▶ GIVEN EXERCISE
Find how many lines in the data below mention "text". Give the number only.

Entries from a dataset
>>>
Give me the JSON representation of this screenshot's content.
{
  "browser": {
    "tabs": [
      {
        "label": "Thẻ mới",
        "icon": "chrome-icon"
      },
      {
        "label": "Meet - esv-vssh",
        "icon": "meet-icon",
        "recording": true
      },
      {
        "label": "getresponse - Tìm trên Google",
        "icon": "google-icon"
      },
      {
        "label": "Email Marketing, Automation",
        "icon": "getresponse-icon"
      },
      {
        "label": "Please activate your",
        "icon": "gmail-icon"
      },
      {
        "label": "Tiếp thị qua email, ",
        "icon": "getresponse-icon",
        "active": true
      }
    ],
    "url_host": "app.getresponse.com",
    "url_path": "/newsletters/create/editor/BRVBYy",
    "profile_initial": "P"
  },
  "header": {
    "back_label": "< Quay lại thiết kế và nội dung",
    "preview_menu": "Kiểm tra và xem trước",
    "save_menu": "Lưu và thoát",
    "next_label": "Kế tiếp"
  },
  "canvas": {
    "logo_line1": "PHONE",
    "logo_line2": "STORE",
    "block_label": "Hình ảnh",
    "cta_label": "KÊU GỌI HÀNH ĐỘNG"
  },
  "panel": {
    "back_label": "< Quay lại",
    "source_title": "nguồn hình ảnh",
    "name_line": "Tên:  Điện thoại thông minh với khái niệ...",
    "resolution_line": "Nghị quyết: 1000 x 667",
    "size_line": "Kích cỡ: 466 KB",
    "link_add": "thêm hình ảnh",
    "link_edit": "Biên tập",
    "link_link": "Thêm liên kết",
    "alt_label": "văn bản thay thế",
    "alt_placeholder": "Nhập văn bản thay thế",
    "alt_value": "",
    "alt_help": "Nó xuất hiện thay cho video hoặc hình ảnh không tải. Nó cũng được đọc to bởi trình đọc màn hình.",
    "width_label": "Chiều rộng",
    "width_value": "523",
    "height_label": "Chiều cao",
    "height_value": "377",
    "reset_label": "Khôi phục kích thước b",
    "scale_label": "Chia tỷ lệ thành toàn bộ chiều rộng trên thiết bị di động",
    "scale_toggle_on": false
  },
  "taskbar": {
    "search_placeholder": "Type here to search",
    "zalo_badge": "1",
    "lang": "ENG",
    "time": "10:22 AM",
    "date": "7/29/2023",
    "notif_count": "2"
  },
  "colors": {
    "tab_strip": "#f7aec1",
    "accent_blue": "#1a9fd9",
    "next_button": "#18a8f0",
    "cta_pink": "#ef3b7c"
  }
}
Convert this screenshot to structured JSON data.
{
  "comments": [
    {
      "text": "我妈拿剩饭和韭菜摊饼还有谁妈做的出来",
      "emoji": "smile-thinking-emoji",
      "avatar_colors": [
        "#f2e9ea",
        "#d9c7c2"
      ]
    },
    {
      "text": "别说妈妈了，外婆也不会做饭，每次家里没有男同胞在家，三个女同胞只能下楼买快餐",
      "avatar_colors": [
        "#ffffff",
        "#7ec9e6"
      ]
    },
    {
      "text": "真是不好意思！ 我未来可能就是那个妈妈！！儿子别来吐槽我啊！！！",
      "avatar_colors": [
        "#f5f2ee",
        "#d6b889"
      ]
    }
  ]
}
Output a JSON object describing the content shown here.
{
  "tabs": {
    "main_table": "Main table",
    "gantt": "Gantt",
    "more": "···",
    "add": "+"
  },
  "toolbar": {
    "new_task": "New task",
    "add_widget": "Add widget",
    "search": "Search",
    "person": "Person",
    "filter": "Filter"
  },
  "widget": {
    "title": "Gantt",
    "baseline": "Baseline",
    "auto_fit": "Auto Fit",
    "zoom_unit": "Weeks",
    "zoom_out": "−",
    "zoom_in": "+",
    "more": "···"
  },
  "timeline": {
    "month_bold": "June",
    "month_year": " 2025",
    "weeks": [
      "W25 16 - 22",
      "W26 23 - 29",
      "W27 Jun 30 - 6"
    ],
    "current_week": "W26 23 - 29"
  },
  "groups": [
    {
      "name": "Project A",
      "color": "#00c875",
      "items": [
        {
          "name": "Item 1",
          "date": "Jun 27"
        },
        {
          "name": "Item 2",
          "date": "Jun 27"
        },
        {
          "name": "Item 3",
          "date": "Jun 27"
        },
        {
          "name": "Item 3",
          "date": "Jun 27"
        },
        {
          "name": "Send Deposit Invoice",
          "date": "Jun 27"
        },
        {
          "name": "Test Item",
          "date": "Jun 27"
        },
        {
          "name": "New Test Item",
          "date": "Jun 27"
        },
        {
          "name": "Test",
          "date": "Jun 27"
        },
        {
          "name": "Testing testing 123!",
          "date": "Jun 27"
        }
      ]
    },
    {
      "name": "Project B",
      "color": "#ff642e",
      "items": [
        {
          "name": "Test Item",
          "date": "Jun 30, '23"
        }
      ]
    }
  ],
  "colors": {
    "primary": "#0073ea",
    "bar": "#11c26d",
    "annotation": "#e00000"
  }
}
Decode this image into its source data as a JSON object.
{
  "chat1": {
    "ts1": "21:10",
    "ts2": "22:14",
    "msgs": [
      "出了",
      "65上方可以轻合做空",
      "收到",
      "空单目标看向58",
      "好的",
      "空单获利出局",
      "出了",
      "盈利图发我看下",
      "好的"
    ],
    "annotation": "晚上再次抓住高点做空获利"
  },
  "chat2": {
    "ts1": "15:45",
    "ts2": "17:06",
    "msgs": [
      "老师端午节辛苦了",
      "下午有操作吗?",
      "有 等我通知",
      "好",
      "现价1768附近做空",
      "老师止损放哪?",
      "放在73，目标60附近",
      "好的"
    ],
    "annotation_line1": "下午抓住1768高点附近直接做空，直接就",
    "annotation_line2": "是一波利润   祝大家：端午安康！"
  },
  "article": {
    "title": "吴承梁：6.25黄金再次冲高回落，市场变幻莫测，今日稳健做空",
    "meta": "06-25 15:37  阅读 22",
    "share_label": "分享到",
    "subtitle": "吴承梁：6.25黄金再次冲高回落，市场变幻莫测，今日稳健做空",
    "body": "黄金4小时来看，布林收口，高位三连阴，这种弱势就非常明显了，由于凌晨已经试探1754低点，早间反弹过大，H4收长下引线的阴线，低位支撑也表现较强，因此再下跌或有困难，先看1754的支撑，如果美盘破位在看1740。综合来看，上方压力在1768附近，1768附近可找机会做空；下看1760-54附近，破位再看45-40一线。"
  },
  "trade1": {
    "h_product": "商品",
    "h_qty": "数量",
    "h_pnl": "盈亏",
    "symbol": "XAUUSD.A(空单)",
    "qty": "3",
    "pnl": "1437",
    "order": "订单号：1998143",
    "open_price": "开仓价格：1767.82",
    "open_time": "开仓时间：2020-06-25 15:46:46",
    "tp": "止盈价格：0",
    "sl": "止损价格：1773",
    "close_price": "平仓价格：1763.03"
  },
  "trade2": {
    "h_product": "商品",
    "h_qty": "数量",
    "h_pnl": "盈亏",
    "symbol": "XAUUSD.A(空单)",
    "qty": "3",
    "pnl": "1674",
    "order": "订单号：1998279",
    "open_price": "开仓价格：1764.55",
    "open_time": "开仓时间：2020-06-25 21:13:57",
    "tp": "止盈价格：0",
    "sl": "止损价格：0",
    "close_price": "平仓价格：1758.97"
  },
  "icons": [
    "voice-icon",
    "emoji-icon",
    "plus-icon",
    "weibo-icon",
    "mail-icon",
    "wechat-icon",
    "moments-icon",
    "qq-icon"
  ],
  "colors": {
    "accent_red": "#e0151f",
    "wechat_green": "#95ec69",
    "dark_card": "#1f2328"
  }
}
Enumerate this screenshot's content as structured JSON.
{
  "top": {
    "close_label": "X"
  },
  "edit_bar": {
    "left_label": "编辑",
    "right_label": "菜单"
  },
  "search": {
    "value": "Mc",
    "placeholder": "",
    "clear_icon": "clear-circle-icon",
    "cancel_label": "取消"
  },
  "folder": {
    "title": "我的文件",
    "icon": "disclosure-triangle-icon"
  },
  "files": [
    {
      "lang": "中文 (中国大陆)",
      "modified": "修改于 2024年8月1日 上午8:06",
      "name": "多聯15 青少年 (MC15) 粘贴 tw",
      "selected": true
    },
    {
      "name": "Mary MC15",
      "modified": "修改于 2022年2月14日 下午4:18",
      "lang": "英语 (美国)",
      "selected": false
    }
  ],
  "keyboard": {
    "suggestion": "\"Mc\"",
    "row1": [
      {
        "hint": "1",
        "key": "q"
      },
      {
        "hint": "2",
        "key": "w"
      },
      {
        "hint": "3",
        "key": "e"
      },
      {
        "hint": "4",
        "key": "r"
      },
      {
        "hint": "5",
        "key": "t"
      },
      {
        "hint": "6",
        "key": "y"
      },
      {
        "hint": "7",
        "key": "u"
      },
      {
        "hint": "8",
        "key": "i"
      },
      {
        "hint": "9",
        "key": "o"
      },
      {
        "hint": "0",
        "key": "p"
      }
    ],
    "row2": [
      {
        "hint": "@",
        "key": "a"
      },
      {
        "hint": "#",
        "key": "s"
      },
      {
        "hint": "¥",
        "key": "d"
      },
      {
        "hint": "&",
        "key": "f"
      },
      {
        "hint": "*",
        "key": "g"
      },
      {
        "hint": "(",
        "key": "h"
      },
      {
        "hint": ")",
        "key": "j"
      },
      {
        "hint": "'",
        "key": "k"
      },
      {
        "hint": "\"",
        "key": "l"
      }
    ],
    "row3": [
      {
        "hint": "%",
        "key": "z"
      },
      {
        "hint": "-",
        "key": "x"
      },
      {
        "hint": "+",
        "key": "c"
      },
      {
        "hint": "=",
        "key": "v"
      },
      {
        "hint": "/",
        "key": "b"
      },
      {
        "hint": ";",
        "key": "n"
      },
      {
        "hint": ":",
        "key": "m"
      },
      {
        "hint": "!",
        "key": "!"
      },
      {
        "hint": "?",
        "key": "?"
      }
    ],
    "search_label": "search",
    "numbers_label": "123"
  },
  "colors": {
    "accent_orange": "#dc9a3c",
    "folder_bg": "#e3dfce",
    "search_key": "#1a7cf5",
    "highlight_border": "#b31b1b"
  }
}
<<<
▶ FINISHED TASK
3